__Your tasks__:
1 – Decide whether each statement below agrees with the Jackie Robinson address. Answer yes or no for each, and quote the words of the address that decide it.
(a) The address was delivered in Washington, D.C.
(b) The speaker calls Jackie Robinson a pathfinder who traveled the easier way.
(c) Jackie Robinson broke the color barrier in 1947.
2 – Write the next part of the Jackie Robinson address, picking up right after its last sentence and keeping the speaker's voice.

-- START OF Document --

Jesse Jackson

Jackie Robinson Congressional Gold Medal Ceremony Address

delivered 2 March 2005, Washington, D.C.

Audio mp3 of Address

 

[AUTHENTICITY CERTIFIED: Text version below transcribed directly from audio with some editing for clarity]

Mr. President, Reverend Clergy, distinguished leaders of our nation, sister Rachel Robinson:

I want to thank you, Rachel Robinson, the wife of Jackie, and -- and your children, Sharon and David, for allowing me to again speak for the family as I was privileged to do for his transition ceremony upon his passing.

Jackie Robinson broke the color barrier, integrating and consolidating the white and black baseball leagues in 1947.

Jackie was a trailblazer who made new ways, not a pathfinder who traveled the easier and the convenient way.

He chose the road less traveled. He chose dignity over dollars, freedom over finance. From the ball field his fearless integrity forever altered the political landscape of our nation.

Jackie's athletic feats unlocked doors once held tightly by the glue of race supremacy. He expanded our view from looking at athletes in the world through a keyhole to looking at the world through an open door.

-- END OF Document --
-- START OF Information supplied --

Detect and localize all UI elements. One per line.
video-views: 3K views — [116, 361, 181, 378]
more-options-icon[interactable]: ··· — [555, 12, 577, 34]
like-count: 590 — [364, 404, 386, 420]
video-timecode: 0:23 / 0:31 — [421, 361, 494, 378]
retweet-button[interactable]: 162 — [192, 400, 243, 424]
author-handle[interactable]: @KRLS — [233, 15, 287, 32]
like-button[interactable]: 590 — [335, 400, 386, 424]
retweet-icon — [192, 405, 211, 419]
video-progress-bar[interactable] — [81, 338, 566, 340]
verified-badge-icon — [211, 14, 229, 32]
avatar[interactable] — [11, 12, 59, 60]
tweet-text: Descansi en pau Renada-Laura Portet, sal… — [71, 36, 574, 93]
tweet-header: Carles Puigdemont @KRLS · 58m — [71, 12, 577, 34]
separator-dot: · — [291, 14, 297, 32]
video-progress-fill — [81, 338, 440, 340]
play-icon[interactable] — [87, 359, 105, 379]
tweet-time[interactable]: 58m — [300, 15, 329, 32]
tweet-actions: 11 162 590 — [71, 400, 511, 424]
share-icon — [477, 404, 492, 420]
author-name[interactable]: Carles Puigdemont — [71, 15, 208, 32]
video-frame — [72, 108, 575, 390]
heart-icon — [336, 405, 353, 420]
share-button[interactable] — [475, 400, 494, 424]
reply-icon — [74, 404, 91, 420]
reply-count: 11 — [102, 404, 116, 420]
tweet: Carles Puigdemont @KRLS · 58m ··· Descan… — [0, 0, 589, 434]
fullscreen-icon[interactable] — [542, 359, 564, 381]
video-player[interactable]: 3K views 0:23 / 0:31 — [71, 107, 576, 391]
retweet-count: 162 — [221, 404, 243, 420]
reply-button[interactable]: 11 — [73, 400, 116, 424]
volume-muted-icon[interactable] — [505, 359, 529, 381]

-- END OF Information supplied --
-- START OF Information supplied --

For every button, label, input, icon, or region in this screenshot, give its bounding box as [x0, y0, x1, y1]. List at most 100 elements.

-- END OF Information supplied --
-- START OF Information supplied --

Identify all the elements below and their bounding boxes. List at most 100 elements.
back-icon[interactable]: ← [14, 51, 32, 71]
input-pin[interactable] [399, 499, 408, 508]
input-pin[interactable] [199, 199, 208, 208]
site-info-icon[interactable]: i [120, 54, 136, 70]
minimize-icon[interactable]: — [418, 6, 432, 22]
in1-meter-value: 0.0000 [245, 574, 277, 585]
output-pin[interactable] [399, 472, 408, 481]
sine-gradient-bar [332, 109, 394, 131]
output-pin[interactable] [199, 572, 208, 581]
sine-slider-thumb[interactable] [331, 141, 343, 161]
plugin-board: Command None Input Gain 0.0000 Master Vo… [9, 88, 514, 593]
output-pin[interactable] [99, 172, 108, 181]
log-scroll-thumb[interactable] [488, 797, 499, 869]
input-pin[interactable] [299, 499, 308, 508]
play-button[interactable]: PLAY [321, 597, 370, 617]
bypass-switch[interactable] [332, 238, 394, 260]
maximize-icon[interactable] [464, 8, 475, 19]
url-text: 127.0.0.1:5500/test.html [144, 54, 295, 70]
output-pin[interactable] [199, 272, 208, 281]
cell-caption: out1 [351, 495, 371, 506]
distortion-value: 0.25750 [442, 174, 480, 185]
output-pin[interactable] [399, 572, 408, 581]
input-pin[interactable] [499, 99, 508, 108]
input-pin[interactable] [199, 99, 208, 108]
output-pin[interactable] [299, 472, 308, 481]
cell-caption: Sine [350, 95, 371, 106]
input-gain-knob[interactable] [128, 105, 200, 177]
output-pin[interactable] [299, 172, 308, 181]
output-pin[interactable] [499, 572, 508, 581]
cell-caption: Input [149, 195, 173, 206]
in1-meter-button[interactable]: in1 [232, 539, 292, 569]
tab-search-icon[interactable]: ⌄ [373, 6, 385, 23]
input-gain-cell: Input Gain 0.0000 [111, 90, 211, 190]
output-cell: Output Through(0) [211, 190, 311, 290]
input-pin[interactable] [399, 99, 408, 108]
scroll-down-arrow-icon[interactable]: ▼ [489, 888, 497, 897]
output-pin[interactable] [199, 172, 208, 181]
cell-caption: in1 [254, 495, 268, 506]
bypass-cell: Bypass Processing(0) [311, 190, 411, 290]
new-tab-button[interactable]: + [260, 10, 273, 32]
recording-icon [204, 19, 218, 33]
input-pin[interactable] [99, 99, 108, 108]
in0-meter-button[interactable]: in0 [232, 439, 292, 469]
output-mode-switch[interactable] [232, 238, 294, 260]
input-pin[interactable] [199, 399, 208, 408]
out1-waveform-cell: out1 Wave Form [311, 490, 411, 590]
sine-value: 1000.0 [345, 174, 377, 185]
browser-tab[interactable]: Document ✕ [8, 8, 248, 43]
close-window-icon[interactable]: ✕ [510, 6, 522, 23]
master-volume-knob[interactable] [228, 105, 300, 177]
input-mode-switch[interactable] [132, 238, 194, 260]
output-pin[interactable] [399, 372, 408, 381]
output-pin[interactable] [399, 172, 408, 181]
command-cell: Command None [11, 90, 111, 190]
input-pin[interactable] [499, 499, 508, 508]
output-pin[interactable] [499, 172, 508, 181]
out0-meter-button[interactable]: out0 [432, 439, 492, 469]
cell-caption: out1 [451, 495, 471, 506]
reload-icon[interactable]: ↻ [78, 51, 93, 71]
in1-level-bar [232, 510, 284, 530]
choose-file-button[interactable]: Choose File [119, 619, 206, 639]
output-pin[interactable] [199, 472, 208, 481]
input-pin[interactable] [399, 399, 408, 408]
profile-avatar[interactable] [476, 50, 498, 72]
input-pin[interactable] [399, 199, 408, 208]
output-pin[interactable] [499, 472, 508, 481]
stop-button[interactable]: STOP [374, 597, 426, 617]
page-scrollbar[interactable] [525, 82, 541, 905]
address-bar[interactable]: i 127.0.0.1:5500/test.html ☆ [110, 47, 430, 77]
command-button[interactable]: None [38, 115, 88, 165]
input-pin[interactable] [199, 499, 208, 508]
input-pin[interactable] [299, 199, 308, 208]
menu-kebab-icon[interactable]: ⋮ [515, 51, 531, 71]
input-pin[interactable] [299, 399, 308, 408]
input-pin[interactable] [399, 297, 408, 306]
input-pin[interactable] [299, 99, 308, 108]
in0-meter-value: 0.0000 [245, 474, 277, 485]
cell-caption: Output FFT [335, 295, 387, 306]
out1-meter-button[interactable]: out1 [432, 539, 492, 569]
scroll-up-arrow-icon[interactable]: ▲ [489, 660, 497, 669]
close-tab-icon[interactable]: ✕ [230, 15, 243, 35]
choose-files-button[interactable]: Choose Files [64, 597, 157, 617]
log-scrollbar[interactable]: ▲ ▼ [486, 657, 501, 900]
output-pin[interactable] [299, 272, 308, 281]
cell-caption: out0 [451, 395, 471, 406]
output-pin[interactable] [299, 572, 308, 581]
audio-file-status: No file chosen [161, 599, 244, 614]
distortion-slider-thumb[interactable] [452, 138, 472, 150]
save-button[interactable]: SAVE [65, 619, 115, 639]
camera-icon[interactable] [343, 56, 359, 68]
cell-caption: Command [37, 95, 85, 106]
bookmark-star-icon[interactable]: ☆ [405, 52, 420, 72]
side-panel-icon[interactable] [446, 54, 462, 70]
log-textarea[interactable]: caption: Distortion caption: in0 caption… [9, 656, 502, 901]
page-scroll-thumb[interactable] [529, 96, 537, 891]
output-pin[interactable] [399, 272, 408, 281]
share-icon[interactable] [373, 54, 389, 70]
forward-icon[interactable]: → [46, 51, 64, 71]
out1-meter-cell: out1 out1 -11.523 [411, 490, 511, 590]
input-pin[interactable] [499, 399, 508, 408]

-- END OF Information supplied --

__Task responses__:
1 –
(a) Yes: "delivered 2 March 2005, Washington, D.C."
(b) No: "Jackie was a trailblazer who made new ways, not a pathfinder who traveled the easier and the convenient way."
(c) Yes: "Jackie Robinson broke the color barrier, integrating and consolidating the white and black baseball leagues in 1947."

2 –
Jackie's skill and Branch Rickey's will. There was never a talent deficit; always an opportunity deficit. [uncertain at 1:34] Those who erected the walls and the barriers, like Branch Rickey, must help to pull them down.

We need some Branch Rickeys to challenge the behavior that hurts the victim and victimizer.  Many have followed Jackie Robinson. Too few have followed Branch Rickey.

After Jackie broke the color line, at last the doors opened. Thus, on both sides growth was unlimited and truth was no longer crushed.

Jackie Robinson, a champion athletic competitor and an heroic freedom fighter. Champions win events between the lines. When champions win, as in the case of his Most Valuable Player in 19471, we see his feat expressed. When champion win, as in the case of catching a line drive off the bat of Eddie Waitkus in Philadelphia in 1950, preventing the winning run. And when he came to bat in the 13th2 inning to hit the game-winning home run -- champions.

When champions win -- stealing home against the Yankees in the world series giving Yogi Berra a permanent fit. When champions win they ride on the people's shoulders.

But champions are limited to the field of play. Heroes operate with their gifts beyond the lines.  Their feats are transformative to a culture, to a people. The people ride on the shoulders of their heroes.

It's David, a champion with a slingshot slaying Goliath, but David, the hero, as king, challenging the politics and protecting its people -- the man after God's own heart.

It's Joe Lewis defeating Max Schmeling when our nation -- when our national ego was at stake. Aryan race supremacy was running amok. His victory pierced the -- the veil of Hitler's propaganda machinery.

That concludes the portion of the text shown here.